# START OF Dataset extract

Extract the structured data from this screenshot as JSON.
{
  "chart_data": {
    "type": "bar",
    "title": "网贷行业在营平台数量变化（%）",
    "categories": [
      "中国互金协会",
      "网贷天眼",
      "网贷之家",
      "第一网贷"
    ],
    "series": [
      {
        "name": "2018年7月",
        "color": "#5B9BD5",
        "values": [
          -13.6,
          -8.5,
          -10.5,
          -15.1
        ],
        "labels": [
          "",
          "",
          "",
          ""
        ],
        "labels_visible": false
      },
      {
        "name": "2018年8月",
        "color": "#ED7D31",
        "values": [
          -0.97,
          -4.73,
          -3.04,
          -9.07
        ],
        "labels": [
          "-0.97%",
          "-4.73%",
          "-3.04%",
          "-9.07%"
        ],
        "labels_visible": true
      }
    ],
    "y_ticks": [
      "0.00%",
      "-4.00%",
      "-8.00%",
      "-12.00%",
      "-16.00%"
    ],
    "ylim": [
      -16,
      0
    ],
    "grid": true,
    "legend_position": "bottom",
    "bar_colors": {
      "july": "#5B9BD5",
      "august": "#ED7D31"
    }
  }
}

# END OF Dataset extract

* **Exercise directions**
Return every entry verbatim.

* **Answer to the task**
Extract the structured data from this screenshot as JSON.
{
  "chart_data": {
    "type": "bar",
    "title": "网贷行业在营平台数量变化（%）",
    "categories": [
      "中国互金协会",
      "网贷天眼",
      "网贷之家",
      "第一网贷"
    ],
    "series": [
      {
        "name": "2018年7月",
        "color": "#5B9BD5",
        "values": [
          -13.6,
          -8.5,
          -10.5,
          -15.1
        ],
        "labels": [
          "",
          "",
          "",
          ""
        ],
        "labels_visible": false
      },
      {
        "name": "2018年8月",
        "color": "#ED7D31",
        "values": [
          -0.97,
          -4.73,
          -3.04,
          -9.07
        ],
        "labels": [
          "-0.97%",
          "-4.73%",
          "-3.04%",
          "-9.07%"
        ],
        "labels_visible": true
      }
    ],
    "y_ticks": [
      "0.00%",
      "-4.00%",
      "-8.00%",
      "-12.00%",
      "-16.00%"
    ],
    "ylim": [
      -16,
      0
    ],
    "grid": true,
    "legend_position": "bottom",
    "bar_colors": {
      "july": "#5B9BD5",
      "august": "#ED7D31"
    }
  }
}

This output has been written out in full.